* What you have to do:
Check each line of the material. Copy those containing "Glosa".

* Data for this exercise:
==============================

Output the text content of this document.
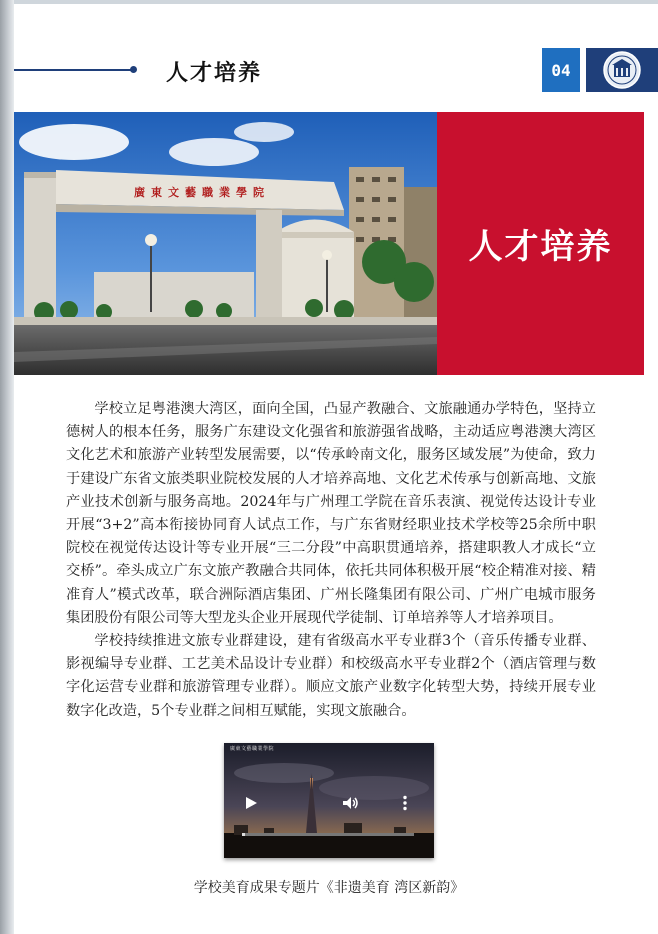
人才培养	04
廣東文藝職業學院
人才培养

学校立足粤港澳大湾区，面向全国，凸显产教融合、文旅融通办学特色，坚持立德树人的根本任务，服务广东建设文化强省和旅游强省战略，主动适应粤港澳大湾区文化艺术和旅游产业转型发展需要，以“传承岭南文化，服务区域发展”为使命，致力于建设广东省文旅类职业院校发展的人才培养高地、文化艺术传承与创新高地、文旅产业技术创新与服务高地。2024年与广州理工学院在音乐表演、视觉传达设计专业开展“3+2”高本衔接协同育人试点工作，与广东省财经职业技术学校等25余所中职院校在视觉传达设计等专业开展“三二分段”中高职贯通培养，搭建职教人才成长“立交桥”。牵头成立广东文旅产教融合共同体，依托共同体积极开展“校企精准对接、精准育人”模式改革，联合洲际酒店集团、广州长隆集团有限公司、广州广电城市服务集团股份有限公司等大型龙头企业开展现代学徒制、订单培养等人才培养项目。

学校持续推进文旅专业群建设，建有省级高水平专业群3个（音乐传播专业群、影视编导专业群、工艺美术品设计专业群）和校级高水平专业群2个（酒店管理与数字化运营专业群和旅游管理专业群）。顺应文旅产业数字化转型大势，持续开展专业数字化改造，5个专业群之间相互赋能，实现文旅融合。

廣東文藝職業學院
学校美育成果专题片《非遗美育 湾区新韵》
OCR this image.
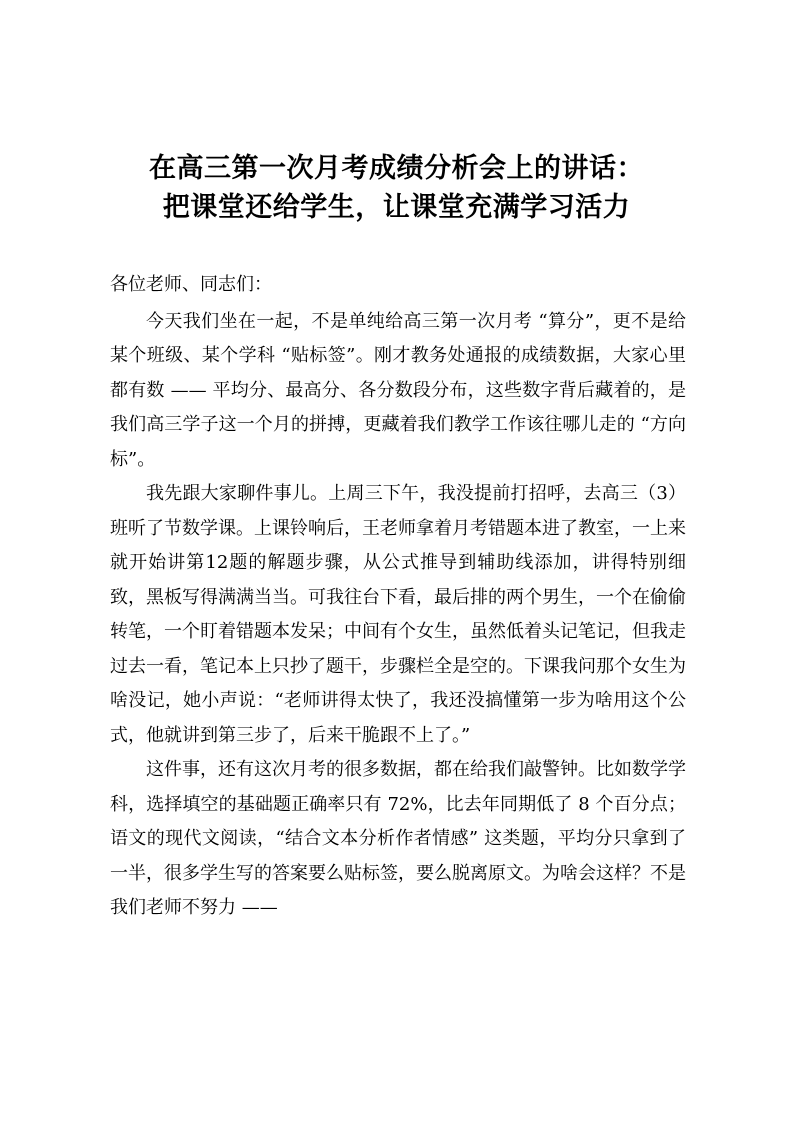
在高三第一次月考成绩分析会上的讲话：
把课堂还给学生，让课堂充满学习活力

各位老师、同志们：

今天我们坐在一起，不是单纯给高三第一次月考 “算分”，更不是给某个班级、某个学科 “贴标签”。刚才教务处通报的成绩数据，大家心里都有数 —— 平均分、最高分、各分数段分布，这些数字背后藏着的，是我们高三学子这一个月的拼搏，更藏着我们教学工作该往哪儿走的 “方向标”。

我先跟大家聊件事儿。上周三下午，我没提前打招呼，去高三（3）班听了节数学课。上课铃响后，王老师拿着月考错题本进了教室，一上来就开始讲第12题的解题步骤，从公式推导到辅助线添加，讲得特别细致，黑板写得满满当当。可我往台下看，最后排的两个男生，一个在偷偷转笔，一个盯着错题本发呆；中间有个女生，虽然低着头记笔记，但我走过去一看，笔记本上只抄了题干，步骤栏全是空的。下课我问那个女生为啥没记，她小声说：“老师讲得太快了，我还没搞懂第一步为啥用这个公式，他就讲到第三步了，后来干脆跟不上了。”

这件事，还有这次月考的很多数据，都在给我们敲警钟。比如数学学科，选择填空的基础题正确率只有 72%，比去年同期低了 8 个百分点；语文的现代文阅读，“结合文本分析作者情感” 这类题，平均分只拿到了一半，很多学生写的答案要么贴标签，要么脱离原文。为啥会这样？不是我们老师不努力 ——
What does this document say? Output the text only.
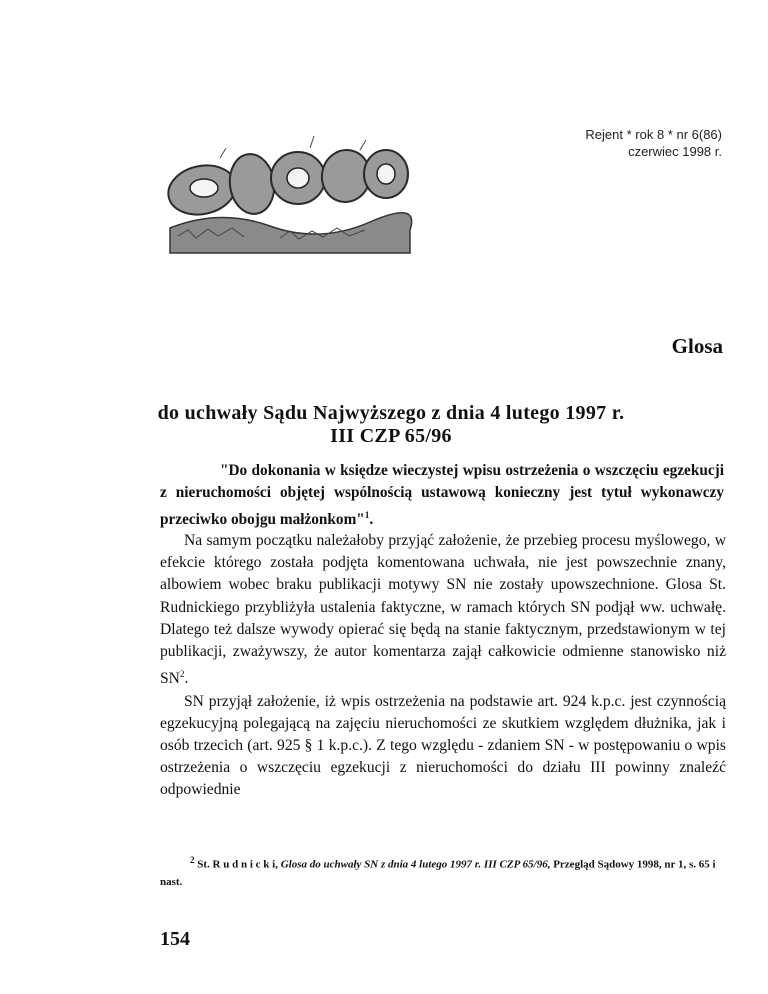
Rejent * rok 8 * nr 6(86)
czerwiec 1998 r.
Glosa
do uchwały Sądu Najwyższego z dnia 4 lutego 1997 r.
III CZP 65/96
"Do dokonania w księdze wieczystej wpisu ostrzeżenia o wszczęciu egzekucji z nieruchomości objętej wspólnością ustawową konieczny jest tytuł wykonawczy przeciwko obojgu małżonkom"$^1$.

Na samym początku należałoby przyjąć założenie, że przebieg procesu myślowego, w efekcie którego została podjęta komentowana uchwała, nie jest powszechnie znany, albowiem wobec braku publikacji motywy SN nie zostały upowszechnione. Glosa St. Rudnickiego przybliżyła ustalenia faktyczne, w ramach których SN podjął ww. uchwałę. Dlatego też dalsze wywody opierać się będą na stanie faktycznym, przedstawionym w tej publikacji, zważywszy, że autor komentarza zajął całkowicie odmienne stanowisko niż $SN^2$.

SN przyjął założenie, iż wpis ostrzeżenia na podstawie art. 924 k.p.c. jest czynnością egzekucyjną polegającą na zajęciu nieruchomości ze skutkiem względem dłużnika, jak i osób trzecich (art. 925 § 1 k.p.c.). Z tego względu - zdaniem SN - w postępowaniu o wpis ostrzeżenia o wszczęciu egzekucji z nieruchomości do działu III powinny znaleźć odpowiednie

$^2$ St. R u d n i c k i, Glosa do uchwały SN z dnia 4 lutego 1997 r. III CZP 65/96, Przegląd Sądowy 1998, nr 1, s. 65 i nast.
154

==============================

* Answer for the task:
Glosa
Na samym początku należałoby przyjąć założenie, że przebieg procesu myślowego, w efekcie którego została podjęta komentowana uchwała, nie jest powszechnie znany, albowiem wobec braku publikacji motywy SN nie zostały upowszechnione. Glosa St. Rudnickiego przybliżyła ustalenia faktyczne, w ramach których SN podjął ww. uchwałę. Dlatego też dalsze wywody opierać się będą na stanie faktycznym, przedstawionym w tej publikacji, zważywszy, że autor komentarza zajął całkowicie odmienne stanowisko niż $SN^2$.
$^2$ St. R u d n i c k i, Glosa do uchwały SN z dnia 4 lutego 1997 r. III CZP 65/96, Przegląd Sądowy 1998, nr 1, s. 65 i nast.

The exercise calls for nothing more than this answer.